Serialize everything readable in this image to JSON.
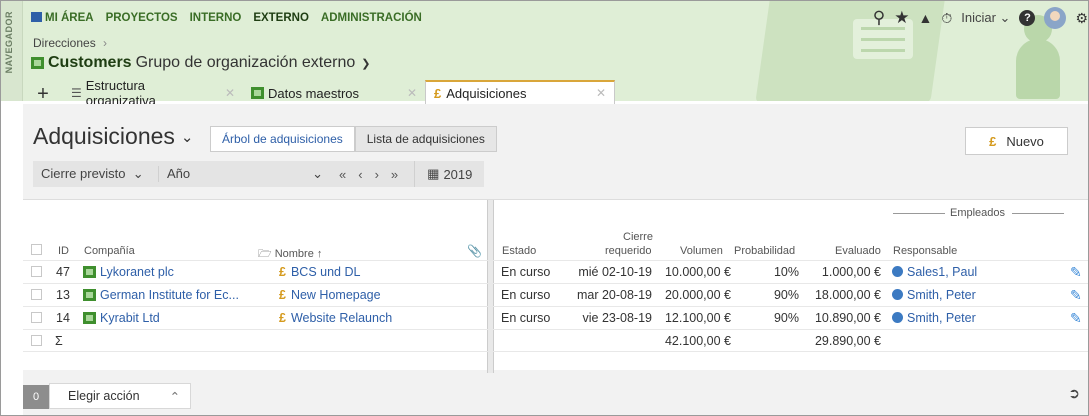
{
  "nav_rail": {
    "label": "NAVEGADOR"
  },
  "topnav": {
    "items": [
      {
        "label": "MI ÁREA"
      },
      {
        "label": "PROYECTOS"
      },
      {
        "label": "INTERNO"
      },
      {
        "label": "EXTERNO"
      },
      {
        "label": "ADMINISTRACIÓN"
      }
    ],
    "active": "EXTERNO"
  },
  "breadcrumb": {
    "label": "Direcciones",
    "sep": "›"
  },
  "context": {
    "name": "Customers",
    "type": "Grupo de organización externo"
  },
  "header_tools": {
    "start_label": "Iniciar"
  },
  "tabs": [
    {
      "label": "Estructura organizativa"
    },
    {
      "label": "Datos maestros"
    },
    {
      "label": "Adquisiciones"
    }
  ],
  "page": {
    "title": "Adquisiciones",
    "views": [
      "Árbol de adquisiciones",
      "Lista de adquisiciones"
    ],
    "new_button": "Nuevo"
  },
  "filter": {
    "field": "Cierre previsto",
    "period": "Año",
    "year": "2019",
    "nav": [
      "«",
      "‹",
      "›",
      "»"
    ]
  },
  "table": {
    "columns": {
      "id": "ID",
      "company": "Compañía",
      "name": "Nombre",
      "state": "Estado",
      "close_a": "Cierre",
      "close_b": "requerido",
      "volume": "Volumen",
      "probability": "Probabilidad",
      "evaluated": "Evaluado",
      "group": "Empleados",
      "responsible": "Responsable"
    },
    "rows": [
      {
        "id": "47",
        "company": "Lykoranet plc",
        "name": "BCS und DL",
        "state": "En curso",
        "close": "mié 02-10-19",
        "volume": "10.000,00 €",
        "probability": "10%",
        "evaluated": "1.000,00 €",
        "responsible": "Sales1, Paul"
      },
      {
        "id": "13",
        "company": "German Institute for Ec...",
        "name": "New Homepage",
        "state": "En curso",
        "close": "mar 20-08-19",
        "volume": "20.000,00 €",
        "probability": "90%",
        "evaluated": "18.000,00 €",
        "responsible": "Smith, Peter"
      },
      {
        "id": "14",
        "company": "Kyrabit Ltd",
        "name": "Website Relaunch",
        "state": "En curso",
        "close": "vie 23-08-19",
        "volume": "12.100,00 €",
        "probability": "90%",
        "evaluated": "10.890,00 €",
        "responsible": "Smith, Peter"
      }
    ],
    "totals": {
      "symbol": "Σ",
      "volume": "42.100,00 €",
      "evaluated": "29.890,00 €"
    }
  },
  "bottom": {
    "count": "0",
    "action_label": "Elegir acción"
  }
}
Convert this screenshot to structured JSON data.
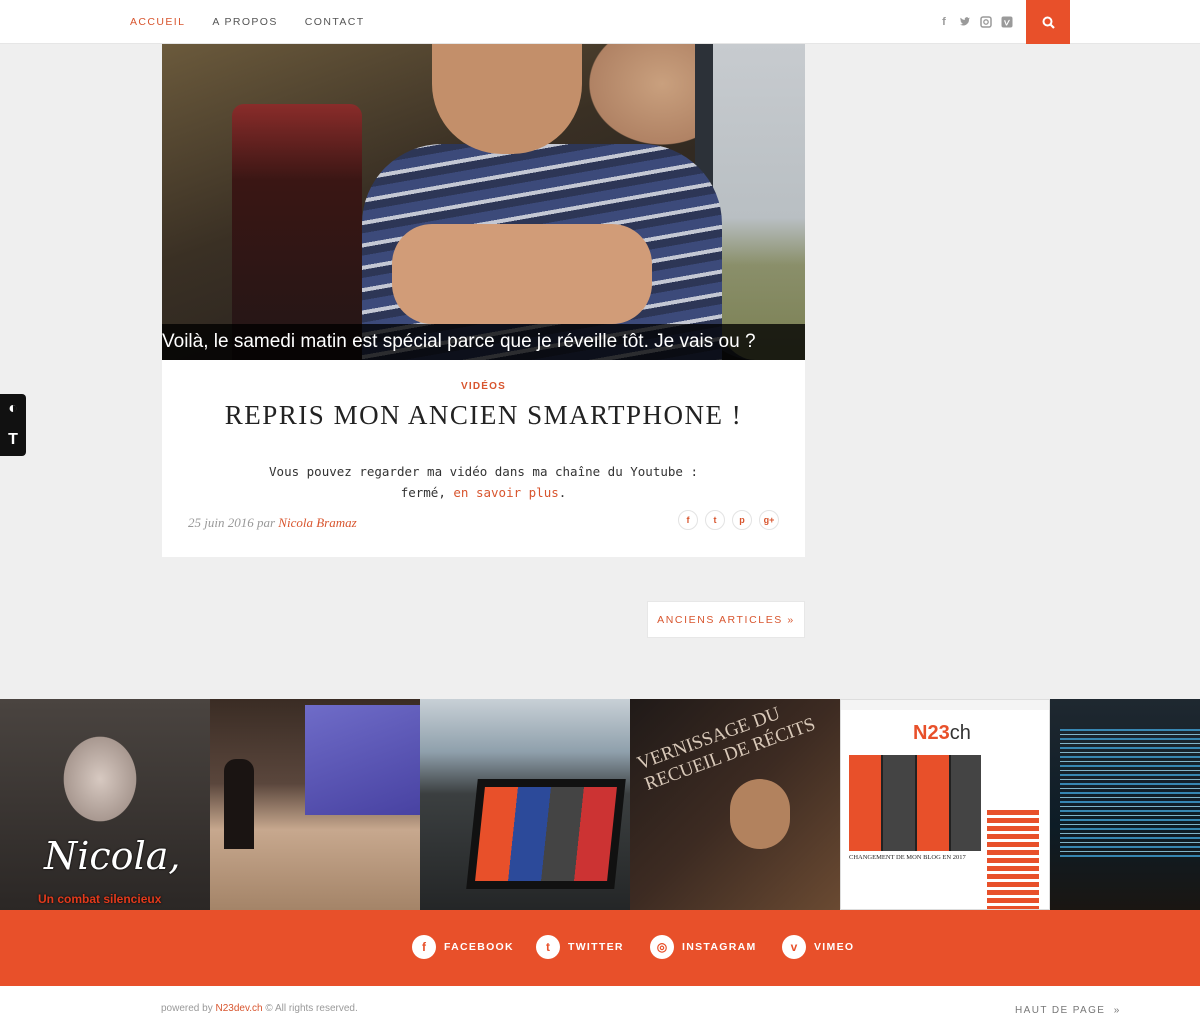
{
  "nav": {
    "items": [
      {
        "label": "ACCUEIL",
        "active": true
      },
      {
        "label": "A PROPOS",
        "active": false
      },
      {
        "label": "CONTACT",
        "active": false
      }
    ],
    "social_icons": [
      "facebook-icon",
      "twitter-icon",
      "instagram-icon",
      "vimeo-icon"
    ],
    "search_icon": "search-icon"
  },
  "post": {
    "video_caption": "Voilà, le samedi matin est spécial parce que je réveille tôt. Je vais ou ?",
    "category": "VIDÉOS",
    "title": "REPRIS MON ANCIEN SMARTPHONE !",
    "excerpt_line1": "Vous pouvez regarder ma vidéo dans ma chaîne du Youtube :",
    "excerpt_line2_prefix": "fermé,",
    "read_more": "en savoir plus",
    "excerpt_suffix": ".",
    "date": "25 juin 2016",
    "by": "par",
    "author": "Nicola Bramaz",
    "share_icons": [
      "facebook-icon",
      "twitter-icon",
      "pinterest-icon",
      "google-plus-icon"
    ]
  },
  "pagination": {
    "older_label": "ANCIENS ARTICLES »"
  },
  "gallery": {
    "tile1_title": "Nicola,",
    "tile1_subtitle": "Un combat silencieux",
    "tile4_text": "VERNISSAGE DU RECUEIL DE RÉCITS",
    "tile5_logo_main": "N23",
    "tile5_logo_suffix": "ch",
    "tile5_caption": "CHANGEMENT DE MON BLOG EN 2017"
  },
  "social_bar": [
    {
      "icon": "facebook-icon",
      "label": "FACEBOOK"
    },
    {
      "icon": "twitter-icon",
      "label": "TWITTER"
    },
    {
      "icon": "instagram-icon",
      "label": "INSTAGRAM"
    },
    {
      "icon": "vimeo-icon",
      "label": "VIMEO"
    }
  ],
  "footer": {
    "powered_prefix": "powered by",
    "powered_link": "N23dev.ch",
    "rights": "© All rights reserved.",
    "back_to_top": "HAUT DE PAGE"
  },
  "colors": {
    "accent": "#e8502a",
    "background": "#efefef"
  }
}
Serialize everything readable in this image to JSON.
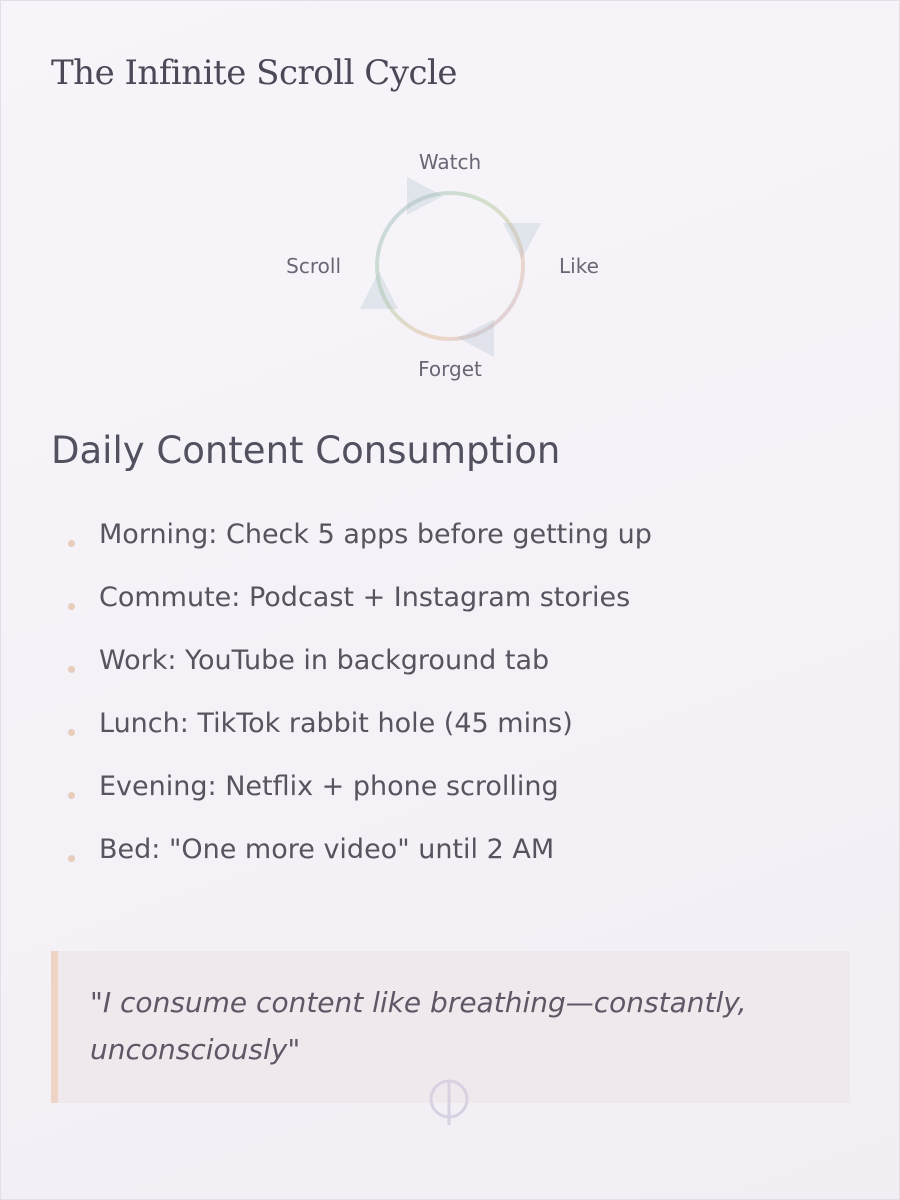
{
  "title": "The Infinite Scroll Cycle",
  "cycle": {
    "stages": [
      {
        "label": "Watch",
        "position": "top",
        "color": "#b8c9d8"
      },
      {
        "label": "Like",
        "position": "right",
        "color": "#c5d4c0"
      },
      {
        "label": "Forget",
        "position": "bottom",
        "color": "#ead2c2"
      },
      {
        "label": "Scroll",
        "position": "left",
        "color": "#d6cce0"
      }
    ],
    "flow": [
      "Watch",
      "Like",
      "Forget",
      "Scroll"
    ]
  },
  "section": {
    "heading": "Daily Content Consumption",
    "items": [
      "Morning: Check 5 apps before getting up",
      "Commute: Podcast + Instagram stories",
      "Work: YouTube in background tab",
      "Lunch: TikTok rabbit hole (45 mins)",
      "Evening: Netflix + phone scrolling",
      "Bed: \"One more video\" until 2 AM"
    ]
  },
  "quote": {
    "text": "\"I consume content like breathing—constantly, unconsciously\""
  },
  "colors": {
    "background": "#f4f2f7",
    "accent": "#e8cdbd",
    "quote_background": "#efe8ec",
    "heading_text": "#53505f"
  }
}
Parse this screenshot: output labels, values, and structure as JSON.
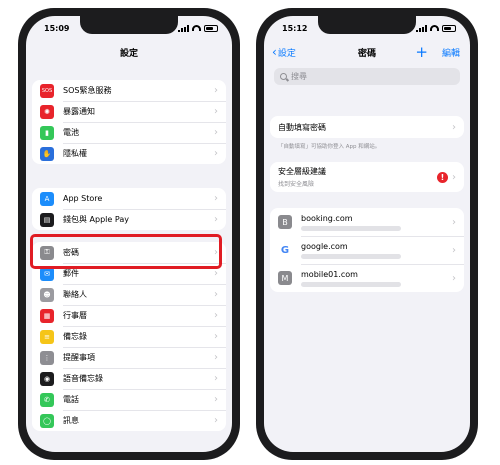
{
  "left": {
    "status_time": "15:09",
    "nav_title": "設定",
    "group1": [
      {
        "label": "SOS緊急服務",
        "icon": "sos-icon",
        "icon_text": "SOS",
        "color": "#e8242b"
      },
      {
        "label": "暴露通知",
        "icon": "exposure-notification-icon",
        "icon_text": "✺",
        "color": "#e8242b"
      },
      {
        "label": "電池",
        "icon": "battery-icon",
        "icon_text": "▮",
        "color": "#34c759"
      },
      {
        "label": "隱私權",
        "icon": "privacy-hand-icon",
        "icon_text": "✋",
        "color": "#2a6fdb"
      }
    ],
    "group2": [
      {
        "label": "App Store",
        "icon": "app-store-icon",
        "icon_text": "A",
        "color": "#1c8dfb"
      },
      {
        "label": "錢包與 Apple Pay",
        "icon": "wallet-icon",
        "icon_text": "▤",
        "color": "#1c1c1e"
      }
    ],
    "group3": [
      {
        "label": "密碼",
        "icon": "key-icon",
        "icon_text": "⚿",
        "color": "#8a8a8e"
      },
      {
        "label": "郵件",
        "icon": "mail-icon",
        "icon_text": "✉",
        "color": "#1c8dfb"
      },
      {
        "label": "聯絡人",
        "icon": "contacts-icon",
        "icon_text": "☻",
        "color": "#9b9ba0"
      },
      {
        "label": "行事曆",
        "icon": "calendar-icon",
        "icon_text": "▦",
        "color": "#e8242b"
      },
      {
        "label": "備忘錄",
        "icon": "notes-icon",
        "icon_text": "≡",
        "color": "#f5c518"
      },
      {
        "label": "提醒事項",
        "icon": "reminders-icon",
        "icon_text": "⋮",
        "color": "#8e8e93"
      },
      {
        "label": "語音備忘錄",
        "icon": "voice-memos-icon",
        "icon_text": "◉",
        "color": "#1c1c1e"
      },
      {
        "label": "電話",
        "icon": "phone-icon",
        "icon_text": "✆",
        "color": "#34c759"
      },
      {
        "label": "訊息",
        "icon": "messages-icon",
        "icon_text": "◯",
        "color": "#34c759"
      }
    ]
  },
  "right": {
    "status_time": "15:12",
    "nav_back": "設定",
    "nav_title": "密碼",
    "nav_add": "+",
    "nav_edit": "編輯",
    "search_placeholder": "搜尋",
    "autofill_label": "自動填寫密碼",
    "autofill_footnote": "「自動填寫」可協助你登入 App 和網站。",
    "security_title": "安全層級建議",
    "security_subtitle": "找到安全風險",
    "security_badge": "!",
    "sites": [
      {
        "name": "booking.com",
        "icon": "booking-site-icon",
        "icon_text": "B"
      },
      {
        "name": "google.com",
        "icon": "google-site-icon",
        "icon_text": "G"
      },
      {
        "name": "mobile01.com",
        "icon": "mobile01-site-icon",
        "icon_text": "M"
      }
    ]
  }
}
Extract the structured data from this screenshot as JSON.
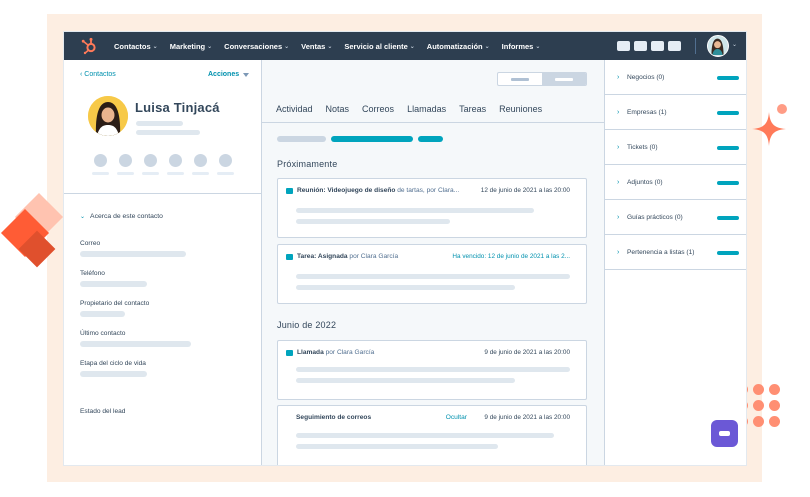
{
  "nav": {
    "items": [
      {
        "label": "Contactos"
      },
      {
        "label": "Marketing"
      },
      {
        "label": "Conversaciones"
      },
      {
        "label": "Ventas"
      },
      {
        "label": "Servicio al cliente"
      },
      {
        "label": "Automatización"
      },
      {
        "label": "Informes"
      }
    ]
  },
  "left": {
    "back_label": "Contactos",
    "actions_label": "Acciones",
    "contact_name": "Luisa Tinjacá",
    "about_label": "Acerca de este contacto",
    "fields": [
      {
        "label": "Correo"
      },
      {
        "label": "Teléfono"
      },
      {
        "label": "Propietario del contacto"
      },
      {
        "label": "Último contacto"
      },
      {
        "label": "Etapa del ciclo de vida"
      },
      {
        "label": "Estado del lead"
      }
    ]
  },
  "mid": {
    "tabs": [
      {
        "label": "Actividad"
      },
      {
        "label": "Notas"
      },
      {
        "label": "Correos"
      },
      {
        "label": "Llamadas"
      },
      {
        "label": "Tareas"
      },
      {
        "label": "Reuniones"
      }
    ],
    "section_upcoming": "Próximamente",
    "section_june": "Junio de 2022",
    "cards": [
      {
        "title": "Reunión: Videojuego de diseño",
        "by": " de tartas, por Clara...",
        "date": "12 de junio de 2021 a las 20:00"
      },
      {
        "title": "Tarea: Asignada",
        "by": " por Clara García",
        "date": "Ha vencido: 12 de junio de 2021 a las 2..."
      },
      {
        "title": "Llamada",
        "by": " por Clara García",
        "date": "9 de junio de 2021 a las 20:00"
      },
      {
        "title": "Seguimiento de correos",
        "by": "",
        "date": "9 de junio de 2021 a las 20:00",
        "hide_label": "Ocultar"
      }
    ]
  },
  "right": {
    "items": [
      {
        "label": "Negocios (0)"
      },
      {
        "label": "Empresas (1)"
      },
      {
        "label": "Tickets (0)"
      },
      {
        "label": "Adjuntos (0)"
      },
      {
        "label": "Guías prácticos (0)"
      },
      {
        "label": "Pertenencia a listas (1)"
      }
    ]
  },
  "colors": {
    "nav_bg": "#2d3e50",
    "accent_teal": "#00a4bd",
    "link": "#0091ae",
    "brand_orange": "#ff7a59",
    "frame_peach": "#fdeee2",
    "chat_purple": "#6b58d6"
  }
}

---

__JOB__. Select, from the listing, all lines that include the word "Cierre".

__OUTPUT OF THE EXERCISE__.
    "field": "Cierre previsto",
      "close_a": "Cierre",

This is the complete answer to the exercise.